— Aim —
Would you restate, exactly as they appear, the lines from the one containing "Extract all readable text from this page." through the end of the data below?

— The records —
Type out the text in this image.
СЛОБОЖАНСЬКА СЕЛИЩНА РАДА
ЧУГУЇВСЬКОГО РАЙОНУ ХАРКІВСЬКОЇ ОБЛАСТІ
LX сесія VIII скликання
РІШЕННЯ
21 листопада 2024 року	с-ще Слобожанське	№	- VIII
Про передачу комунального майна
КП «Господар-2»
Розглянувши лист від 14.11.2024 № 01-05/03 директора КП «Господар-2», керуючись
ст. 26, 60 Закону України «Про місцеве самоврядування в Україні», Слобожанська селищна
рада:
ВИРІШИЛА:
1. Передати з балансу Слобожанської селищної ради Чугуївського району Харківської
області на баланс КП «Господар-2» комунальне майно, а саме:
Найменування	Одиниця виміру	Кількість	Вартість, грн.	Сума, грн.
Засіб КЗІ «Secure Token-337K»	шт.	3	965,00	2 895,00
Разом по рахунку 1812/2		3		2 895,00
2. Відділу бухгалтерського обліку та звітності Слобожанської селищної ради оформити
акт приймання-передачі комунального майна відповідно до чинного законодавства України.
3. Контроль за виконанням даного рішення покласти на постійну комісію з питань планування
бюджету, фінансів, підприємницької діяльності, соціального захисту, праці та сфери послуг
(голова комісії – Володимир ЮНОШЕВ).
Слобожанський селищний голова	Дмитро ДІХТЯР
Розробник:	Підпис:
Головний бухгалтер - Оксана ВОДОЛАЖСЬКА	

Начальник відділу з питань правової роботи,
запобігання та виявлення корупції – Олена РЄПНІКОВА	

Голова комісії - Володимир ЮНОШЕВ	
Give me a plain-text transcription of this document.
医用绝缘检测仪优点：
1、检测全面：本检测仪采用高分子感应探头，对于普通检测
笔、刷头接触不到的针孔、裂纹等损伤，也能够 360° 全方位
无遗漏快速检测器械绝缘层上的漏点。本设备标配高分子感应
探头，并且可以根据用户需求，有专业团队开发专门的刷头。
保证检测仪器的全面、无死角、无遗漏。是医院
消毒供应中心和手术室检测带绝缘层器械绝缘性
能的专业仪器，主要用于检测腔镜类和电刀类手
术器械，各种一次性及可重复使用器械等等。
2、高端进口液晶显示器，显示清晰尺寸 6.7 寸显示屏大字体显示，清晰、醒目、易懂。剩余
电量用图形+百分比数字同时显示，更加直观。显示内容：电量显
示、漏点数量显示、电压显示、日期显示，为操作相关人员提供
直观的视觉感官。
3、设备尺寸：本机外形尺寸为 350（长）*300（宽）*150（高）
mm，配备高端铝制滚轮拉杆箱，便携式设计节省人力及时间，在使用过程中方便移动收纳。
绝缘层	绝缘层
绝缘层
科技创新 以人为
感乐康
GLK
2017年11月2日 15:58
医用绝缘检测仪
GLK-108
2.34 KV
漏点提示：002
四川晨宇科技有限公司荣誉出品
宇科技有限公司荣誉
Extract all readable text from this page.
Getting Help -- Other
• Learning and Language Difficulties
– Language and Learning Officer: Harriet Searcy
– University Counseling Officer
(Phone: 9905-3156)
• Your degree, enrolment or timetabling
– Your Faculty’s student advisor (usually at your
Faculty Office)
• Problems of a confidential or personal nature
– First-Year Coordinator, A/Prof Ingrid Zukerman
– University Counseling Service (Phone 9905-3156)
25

— Response —
Extract all readable text from this page.
Getting Help -- Other
• Learning and Language Difficulties
– Language and Learning Officer: Harriet Searcy
– University Counseling Officer
(Phone: 9905-3156)
• Your degree, enrolment or timetabling
– Your Faculty’s student advisor (usually at your
Faculty Office)
• Problems of a confidential or personal nature
– First-Year Coordinator, A/Prof Ingrid Zukerman
– University Counseling Service (Phone 9905-3156)
25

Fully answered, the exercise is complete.